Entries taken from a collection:
......

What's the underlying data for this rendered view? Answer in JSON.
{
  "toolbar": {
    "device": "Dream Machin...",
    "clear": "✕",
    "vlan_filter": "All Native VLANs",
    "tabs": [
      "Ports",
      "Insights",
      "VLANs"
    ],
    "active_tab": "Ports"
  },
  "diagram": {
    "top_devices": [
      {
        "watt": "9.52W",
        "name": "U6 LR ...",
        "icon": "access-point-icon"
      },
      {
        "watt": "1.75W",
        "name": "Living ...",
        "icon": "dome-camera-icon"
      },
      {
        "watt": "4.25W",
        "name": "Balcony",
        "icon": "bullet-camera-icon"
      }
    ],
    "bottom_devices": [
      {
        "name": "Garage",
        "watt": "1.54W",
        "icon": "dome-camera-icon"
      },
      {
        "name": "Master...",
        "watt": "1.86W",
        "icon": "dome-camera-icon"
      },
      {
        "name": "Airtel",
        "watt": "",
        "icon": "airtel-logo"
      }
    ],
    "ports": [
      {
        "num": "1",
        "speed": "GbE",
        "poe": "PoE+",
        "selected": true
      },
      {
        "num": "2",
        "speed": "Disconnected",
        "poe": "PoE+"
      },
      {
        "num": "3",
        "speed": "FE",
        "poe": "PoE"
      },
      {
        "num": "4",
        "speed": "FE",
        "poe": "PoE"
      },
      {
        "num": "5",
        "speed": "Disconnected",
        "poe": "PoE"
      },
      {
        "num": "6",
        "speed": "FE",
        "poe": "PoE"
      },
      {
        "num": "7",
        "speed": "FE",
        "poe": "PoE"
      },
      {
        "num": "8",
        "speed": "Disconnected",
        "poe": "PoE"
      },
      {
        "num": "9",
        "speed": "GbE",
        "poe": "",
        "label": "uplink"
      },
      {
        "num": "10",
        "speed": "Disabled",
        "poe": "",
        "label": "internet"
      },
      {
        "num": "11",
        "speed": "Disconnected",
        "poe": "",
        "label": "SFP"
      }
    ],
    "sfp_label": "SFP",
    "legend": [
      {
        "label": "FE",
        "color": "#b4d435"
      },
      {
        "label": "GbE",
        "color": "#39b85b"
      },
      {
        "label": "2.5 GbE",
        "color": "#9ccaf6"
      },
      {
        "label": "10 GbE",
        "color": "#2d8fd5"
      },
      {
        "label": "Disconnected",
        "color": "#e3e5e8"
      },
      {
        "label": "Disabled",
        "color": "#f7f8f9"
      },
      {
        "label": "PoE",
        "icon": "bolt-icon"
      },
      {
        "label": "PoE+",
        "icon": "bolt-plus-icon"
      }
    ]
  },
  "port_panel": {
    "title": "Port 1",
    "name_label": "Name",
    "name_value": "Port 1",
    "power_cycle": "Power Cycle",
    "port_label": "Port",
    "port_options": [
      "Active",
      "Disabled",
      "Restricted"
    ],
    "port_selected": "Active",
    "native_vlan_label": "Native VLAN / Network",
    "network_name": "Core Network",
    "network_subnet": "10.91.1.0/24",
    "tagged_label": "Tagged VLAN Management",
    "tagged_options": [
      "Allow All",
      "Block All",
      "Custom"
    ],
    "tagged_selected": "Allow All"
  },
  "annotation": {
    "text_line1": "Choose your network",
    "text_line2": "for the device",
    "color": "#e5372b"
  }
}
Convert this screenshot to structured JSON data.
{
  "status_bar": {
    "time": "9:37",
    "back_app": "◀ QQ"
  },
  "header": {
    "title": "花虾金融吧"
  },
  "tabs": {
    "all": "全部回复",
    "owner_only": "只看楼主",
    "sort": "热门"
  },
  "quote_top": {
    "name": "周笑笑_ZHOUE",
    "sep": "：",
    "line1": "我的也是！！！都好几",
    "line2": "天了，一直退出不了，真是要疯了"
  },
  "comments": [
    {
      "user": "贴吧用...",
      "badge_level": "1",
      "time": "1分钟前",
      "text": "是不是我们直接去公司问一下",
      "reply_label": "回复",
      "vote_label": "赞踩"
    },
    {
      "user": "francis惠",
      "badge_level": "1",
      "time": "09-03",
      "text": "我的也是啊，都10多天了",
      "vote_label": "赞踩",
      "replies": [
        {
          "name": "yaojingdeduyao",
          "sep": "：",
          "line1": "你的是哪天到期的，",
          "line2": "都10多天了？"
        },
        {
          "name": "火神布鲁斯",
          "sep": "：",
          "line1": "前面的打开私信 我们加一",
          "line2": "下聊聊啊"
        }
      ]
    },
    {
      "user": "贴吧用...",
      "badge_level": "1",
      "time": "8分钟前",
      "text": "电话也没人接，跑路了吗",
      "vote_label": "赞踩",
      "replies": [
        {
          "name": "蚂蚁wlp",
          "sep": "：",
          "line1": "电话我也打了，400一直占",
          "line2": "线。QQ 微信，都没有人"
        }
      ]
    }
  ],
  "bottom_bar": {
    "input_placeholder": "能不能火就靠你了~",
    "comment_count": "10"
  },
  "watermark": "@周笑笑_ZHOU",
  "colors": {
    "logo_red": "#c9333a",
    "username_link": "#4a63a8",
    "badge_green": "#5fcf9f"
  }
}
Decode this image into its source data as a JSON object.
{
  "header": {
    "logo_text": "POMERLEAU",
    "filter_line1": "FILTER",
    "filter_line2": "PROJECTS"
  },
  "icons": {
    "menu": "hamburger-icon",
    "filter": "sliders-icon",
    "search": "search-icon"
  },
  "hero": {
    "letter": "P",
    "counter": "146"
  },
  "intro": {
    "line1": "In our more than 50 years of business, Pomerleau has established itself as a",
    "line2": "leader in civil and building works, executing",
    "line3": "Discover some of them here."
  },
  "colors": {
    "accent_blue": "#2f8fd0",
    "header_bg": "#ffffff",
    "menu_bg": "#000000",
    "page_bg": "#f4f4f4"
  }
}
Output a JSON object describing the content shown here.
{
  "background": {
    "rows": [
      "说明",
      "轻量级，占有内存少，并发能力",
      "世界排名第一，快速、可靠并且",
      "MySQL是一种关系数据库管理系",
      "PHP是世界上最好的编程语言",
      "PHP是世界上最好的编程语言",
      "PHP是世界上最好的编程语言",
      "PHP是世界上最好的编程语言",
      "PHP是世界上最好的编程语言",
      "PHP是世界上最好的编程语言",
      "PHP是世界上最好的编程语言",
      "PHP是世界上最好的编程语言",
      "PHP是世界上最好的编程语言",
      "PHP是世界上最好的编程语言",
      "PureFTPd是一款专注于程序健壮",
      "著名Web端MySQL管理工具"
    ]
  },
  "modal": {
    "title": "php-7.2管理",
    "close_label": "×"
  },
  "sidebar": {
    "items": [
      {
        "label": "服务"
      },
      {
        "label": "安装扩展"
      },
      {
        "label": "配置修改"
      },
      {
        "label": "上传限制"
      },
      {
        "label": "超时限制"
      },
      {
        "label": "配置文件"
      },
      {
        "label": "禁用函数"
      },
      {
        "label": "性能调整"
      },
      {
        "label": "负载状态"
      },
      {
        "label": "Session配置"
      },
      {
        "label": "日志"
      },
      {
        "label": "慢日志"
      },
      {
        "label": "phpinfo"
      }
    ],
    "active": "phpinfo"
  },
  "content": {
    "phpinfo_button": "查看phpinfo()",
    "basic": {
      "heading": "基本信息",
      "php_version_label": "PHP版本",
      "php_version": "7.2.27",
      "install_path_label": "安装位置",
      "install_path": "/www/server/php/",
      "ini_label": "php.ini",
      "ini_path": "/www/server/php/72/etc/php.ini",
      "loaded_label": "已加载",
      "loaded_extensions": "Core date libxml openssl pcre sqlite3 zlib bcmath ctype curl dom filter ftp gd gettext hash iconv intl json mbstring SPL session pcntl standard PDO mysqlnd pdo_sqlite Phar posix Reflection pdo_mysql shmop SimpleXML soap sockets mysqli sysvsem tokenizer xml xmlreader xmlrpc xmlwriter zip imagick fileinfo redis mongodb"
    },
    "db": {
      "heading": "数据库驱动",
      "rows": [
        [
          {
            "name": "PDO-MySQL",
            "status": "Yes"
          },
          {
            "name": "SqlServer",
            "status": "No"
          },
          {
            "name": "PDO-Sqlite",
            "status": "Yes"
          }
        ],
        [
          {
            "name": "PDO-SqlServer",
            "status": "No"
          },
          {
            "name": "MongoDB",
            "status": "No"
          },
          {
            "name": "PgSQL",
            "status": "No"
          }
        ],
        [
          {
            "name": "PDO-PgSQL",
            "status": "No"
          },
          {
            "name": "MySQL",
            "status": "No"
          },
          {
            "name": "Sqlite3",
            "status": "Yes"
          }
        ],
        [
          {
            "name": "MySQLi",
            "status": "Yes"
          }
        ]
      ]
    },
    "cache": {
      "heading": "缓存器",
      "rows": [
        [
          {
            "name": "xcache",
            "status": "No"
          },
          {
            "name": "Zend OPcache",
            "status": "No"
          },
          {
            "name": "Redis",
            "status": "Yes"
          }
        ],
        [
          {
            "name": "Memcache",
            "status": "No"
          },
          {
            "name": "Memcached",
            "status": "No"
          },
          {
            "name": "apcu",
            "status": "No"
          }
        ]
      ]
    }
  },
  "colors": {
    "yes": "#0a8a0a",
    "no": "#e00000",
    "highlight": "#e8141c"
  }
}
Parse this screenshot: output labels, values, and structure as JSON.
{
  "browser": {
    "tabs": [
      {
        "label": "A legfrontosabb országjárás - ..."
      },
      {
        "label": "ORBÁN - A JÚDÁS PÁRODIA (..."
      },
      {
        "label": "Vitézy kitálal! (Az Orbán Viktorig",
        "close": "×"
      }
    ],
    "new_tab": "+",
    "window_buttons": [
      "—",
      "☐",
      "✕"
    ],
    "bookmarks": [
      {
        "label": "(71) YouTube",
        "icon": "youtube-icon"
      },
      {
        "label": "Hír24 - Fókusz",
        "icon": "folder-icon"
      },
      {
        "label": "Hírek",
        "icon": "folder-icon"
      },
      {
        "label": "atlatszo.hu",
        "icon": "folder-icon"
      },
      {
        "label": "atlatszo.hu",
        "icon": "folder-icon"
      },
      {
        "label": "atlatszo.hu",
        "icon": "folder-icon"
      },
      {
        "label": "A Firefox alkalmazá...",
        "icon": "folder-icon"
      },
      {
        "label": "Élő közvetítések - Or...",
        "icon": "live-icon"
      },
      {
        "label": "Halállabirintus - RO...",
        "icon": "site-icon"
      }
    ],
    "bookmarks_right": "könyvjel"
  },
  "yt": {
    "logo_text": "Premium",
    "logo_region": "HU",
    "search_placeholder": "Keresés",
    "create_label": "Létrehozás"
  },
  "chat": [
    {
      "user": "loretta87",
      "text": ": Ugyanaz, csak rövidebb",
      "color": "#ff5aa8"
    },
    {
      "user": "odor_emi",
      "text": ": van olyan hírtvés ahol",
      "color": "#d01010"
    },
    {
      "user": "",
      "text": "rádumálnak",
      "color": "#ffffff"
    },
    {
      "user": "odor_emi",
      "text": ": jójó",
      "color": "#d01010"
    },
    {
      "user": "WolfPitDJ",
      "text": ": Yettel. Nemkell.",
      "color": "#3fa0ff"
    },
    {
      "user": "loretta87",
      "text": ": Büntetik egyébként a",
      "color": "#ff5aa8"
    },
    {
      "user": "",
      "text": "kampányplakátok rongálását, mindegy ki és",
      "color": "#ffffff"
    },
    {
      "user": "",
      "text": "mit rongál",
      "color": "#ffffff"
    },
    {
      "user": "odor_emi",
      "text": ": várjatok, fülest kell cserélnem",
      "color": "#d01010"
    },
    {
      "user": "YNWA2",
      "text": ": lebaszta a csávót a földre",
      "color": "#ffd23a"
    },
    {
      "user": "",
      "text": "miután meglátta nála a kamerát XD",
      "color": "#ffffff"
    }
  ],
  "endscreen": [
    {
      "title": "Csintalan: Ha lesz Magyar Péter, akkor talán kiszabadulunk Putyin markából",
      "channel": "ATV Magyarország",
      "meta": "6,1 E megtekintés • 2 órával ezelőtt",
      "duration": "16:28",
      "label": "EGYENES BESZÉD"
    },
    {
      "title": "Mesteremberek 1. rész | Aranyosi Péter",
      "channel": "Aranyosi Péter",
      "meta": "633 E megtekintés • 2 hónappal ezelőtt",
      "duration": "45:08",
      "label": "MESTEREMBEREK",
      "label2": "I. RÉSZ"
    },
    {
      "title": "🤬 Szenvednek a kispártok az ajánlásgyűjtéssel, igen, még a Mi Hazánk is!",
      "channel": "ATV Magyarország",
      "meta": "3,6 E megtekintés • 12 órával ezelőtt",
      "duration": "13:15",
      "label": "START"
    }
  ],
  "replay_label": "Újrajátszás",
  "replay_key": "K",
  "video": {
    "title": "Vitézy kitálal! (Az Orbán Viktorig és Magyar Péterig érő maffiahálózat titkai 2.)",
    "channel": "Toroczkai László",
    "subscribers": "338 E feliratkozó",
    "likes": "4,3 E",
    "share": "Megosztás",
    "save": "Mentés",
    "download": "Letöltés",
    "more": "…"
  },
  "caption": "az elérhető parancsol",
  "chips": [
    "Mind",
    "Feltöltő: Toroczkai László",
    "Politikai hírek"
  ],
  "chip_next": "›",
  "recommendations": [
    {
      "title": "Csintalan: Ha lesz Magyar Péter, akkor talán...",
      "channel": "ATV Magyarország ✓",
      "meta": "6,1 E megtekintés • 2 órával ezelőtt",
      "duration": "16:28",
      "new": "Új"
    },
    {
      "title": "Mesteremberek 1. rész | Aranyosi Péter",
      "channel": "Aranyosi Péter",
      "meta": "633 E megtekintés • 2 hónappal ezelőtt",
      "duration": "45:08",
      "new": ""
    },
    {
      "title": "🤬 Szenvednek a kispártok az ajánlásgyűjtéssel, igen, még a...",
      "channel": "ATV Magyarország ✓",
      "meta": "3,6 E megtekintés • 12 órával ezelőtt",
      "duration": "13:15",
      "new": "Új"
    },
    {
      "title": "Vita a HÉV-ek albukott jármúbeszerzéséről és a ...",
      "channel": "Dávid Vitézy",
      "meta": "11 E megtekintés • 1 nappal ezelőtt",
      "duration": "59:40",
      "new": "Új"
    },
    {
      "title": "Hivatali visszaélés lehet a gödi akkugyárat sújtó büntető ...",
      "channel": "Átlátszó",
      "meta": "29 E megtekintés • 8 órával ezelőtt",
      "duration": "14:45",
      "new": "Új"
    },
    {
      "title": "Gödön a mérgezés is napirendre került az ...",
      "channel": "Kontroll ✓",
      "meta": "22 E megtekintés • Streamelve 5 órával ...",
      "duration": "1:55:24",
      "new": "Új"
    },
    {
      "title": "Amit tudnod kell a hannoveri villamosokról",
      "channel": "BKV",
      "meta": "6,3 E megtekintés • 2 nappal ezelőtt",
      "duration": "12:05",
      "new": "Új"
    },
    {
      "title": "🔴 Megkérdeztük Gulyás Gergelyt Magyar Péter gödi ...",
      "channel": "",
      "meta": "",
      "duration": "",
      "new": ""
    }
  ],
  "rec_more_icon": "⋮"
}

......

What you will do => Take each line of the material that contains the word "object" and list it.

Written answer =>
Decode this image into its source data as a JSON object.
Output a JSON object describing the content shown here.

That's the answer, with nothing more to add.